▶ [REQUEST]: Reproduce verbatim the rows from the line with "- data-point: [484, 1450, 500, 1465]" to the line with "- y-tick-label: 150: [1140, 1381, 1179, 1410]", both included, and nothing else.

## begin RECORDED INFORMATION

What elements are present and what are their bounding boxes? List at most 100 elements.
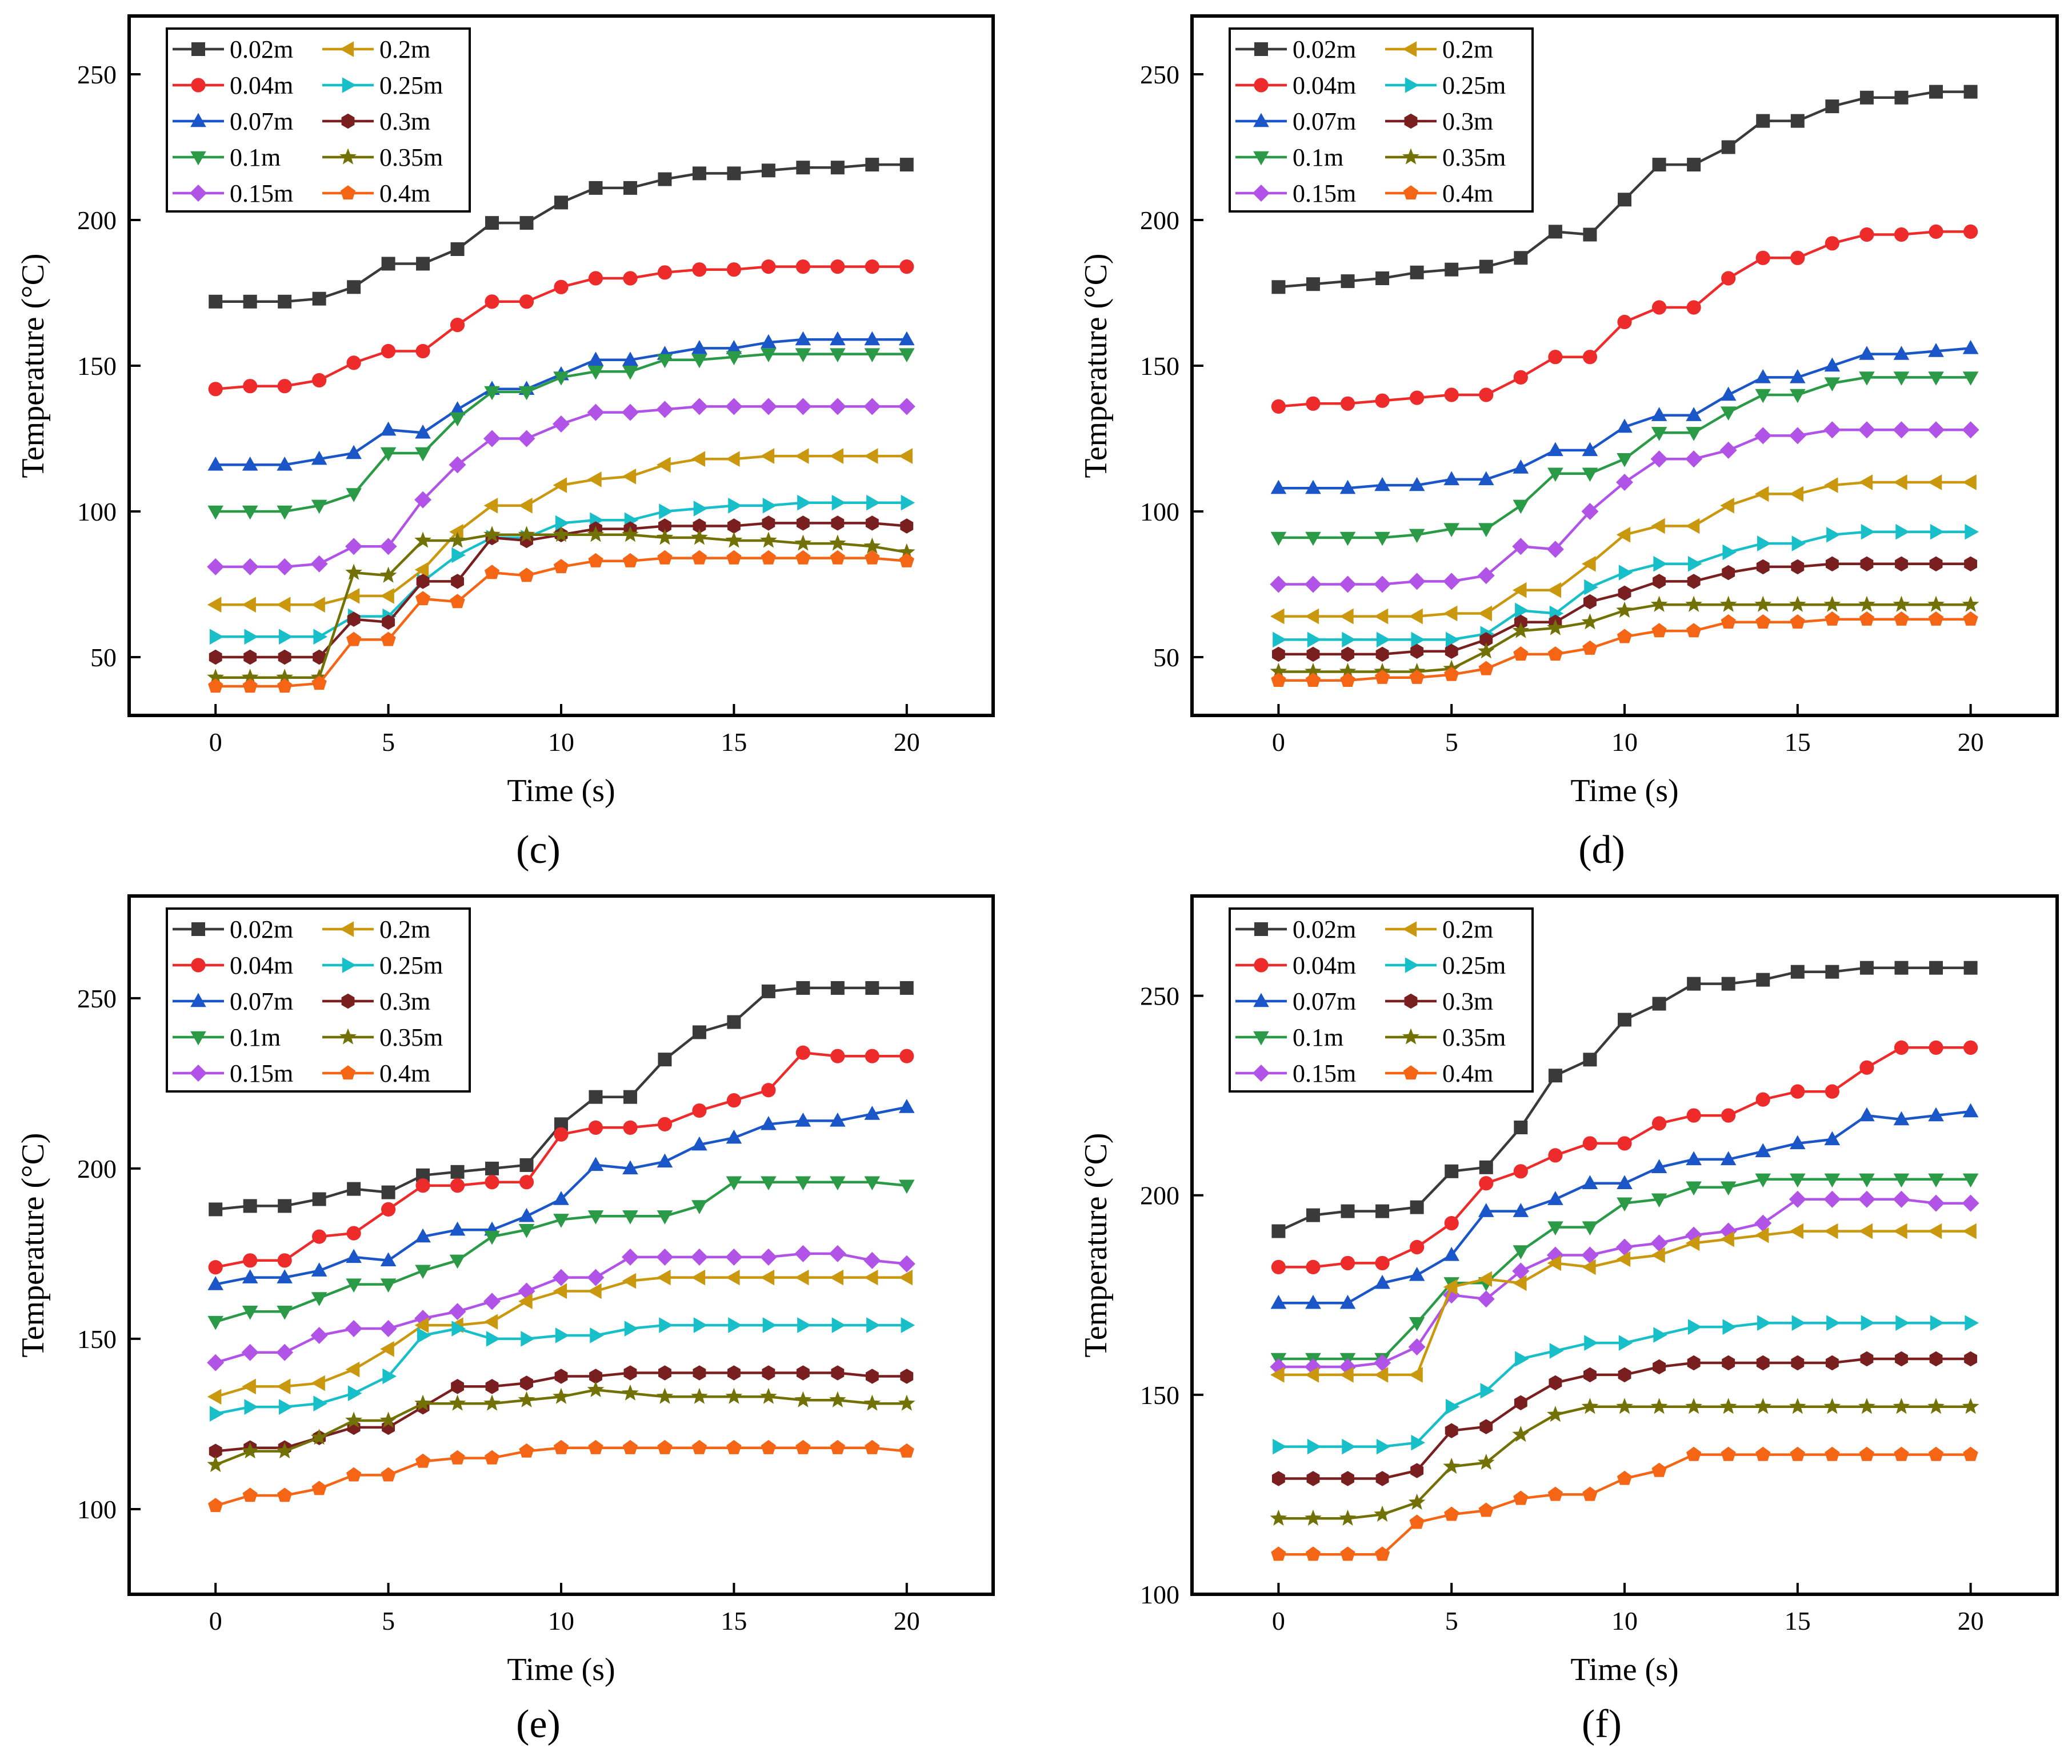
- data-point: [484, 1450, 500, 1465]
- data-point: [519, 294, 534, 309]
- data-point: [1686, 300, 1701, 315]
- data-point: [1374, 1505, 1391, 1522]
- data-point: [1582, 556, 1596, 572]
- data-point: [380, 447, 397, 462]
- data-point: [623, 181, 637, 195]
- data-point: [312, 373, 327, 388]
- data-point: [1549, 1375, 1562, 1391]
- data-point: [208, 678, 223, 693]
- data-point: [1790, 250, 1805, 265]
- data-point: [311, 597, 325, 613]
- data-point: [242, 505, 258, 520]
- data-point: [553, 1214, 569, 1228]
- data-point: [899, 259, 914, 274]
- data-point: [1859, 371, 1875, 386]
- legend-label: 0.35m: [1442, 1023, 1506, 1051]
- data-point: [1305, 1546, 1321, 1561]
- data-point: [1930, 1315, 1945, 1331]
- data-point: [347, 280, 361, 294]
- data-point: [1512, 582, 1527, 598]
- data-point: [1618, 193, 1631, 207]
- data-point: [243, 294, 257, 309]
- legend-label: 0.15m: [1293, 1059, 1356, 1087]
- data-point: [278, 1199, 292, 1213]
- x-tick-label: 15: [1785, 727, 1811, 757]
- data-point: [518, 526, 535, 542]
- data-point: [658, 172, 672, 186]
- data-point: [1825, 1355, 1839, 1371]
- data-point: [1962, 1223, 1977, 1239]
- data-point: [726, 351, 742, 366]
- data-point: [1306, 1471, 1320, 1486]
- data-point: [1894, 90, 1909, 105]
- series-0.07m: [1270, 340, 1979, 494]
- data-point: [623, 1090, 637, 1104]
- data-point: [1722, 544, 1737, 561]
- data-point: [1273, 1438, 1287, 1455]
- data-point: [345, 1320, 363, 1338]
- data-point: [1340, 1255, 1355, 1271]
- data-point: [1756, 973, 1770, 987]
- data-point: [1893, 1111, 1910, 1126]
- data-point: [414, 531, 431, 548]
- data-point: [414, 1317, 429, 1333]
- legend-marker: [1402, 921, 1417, 937]
- data-point: [1339, 1367, 1354, 1383]
- data-point: [623, 1365, 637, 1381]
- data-point: [1479, 1160, 1493, 1174]
- data-point: [1755, 614, 1771, 629]
- legend-label: 0.07m: [1293, 107, 1356, 135]
- data-point: [381, 1185, 395, 1199]
- data-point: [1962, 371, 1979, 386]
- y-tick-label: 150: [1140, 1381, 1179, 1410]
- legend-marker: [339, 148, 357, 165]
- data-point: [311, 1481, 327, 1495]
- data-point: [207, 597, 222, 613]
- data-point: [657, 265, 673, 280]
- data-point: [1929, 224, 1943, 239]
- data-point: [795, 1439, 811, 1454]
- data-point: [761, 334, 777, 349]
- data-point: [1858, 474, 1873, 490]
- data-point: [658, 1053, 672, 1067]
- data-point: [277, 1253, 292, 1268]
- data-point: [587, 1210, 604, 1225]
- x-tick-label: 10: [1611, 727, 1638, 757]
- data-point: [1306, 1259, 1321, 1275]
- data-point: [1512, 1262, 1530, 1280]
- series-0.1m: [1270, 371, 1979, 546]
- data-point: [207, 457, 223, 471]
- data-point: [1409, 1367, 1423, 1383]
- data-point: [1374, 1354, 1391, 1371]
- data-point: [554, 1369, 568, 1384]
- legend-label: 0.4m: [1442, 179, 1493, 207]
- data-point: [1893, 371, 1910, 386]
- legend-marker: [1254, 42, 1268, 56]
- data-point: [1825, 556, 1839, 571]
- data-point: [381, 631, 396, 646]
- data-point: [518, 386, 535, 401]
- data-point: [588, 1120, 603, 1135]
- legend-marker: [340, 1065, 356, 1080]
- data-point: [1271, 1224, 1286, 1238]
- data-point: [1789, 1223, 1803, 1239]
- data-point: [1546, 541, 1564, 558]
- data-point: [1927, 1223, 1942, 1239]
- series-0.25m: [210, 1317, 915, 1422]
- data-point: [451, 1379, 464, 1394]
- series-0.04m: [208, 259, 914, 397]
- data-point: [1582, 1175, 1598, 1189]
- x-tick-label: 10: [1611, 1606, 1638, 1635]
- data-point: [207, 1276, 223, 1290]
- data-point: [1547, 1221, 1563, 1235]
- legend-marker: [190, 113, 206, 127]
- series-0.4m: [1271, 1446, 1978, 1561]
- data-point: [657, 1439, 673, 1454]
- data-point: [1478, 1203, 1494, 1217]
- legend-marker: [1254, 78, 1269, 93]
- legend: 0.02m 0.04m 0.07m 0.1m 0.15m 0.2m 0.25m 0.3m 0.3…: [1229, 27, 1534, 213]
- data-point: [241, 1442, 259, 1459]
- legend-marker: [339, 921, 354, 937]
- data-point: [623, 271, 638, 286]
- data-point: [1375, 393, 1390, 408]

## end RECORDED INFORMATION

▶ [WRITTEN ANSWER]:
- data-point: [484, 1450, 500, 1465]
- data-point: [519, 294, 534, 309]
- data-point: [1686, 300, 1701, 315]
- data-point: [1374, 1505, 1391, 1522]
- data-point: [1582, 556, 1596, 572]
- data-point: [380, 447, 397, 462]
- data-point: [623, 181, 637, 195]
- data-point: [312, 373, 327, 388]
- data-point: [1549, 1375, 1562, 1391]
- data-point: [208, 678, 223, 693]
- data-point: [1790, 250, 1805, 265]
- data-point: [311, 597, 325, 613]
- data-point: [242, 505, 258, 520]
- data-point: [553, 1214, 569, 1228]
- data-point: [899, 259, 914, 274]
- data-point: [1859, 371, 1875, 386]
- legend-label: 0.35m: [1442, 1023, 1506, 1051]
- data-point: [1305, 1546, 1321, 1561]
- data-point: [1930, 1315, 1945, 1331]
- data-point: [347, 280, 361, 294]
- data-point: [1512, 582, 1527, 598]
- data-point: [1618, 193, 1631, 207]
- data-point: [243, 294, 257, 309]
- legend-label: 0.15m: [1293, 1059, 1356, 1087]
- data-point: [278, 1199, 292, 1213]
- x-tick-label: 15: [1785, 727, 1811, 757]
- data-point: [518, 526, 535, 542]
- data-point: [658, 172, 672, 186]
- data-point: [1825, 1355, 1839, 1371]
- data-point: [1962, 1223, 1977, 1239]
- data-point: [726, 351, 742, 366]
- data-point: [1306, 1471, 1320, 1486]
- data-point: [1894, 90, 1909, 105]
- series-0.07m: [1270, 340, 1979, 494]
- data-point: [623, 1090, 637, 1104]
- data-point: [1722, 544, 1737, 561]
- data-point: [1273, 1438, 1287, 1455]
- data-point: [345, 1320, 363, 1338]
- data-point: [1340, 1255, 1355, 1271]
- data-point: [1756, 973, 1770, 987]
- data-point: [1893, 1111, 1910, 1126]
- data-point: [414, 531, 431, 548]
- data-point: [414, 1317, 429, 1333]
- legend-marker: [1402, 921, 1417, 937]
- data-point: [1339, 1367, 1354, 1383]
- data-point: [623, 1365, 637, 1381]
- data-point: [1479, 1160, 1493, 1174]
- data-point: [1755, 614, 1771, 629]
- legend-label: 0.07m: [1293, 107, 1356, 135]
- data-point: [381, 1185, 395, 1199]
- data-point: [1962, 371, 1979, 386]
- y-tick-label: 150: [1140, 1381, 1179, 1410]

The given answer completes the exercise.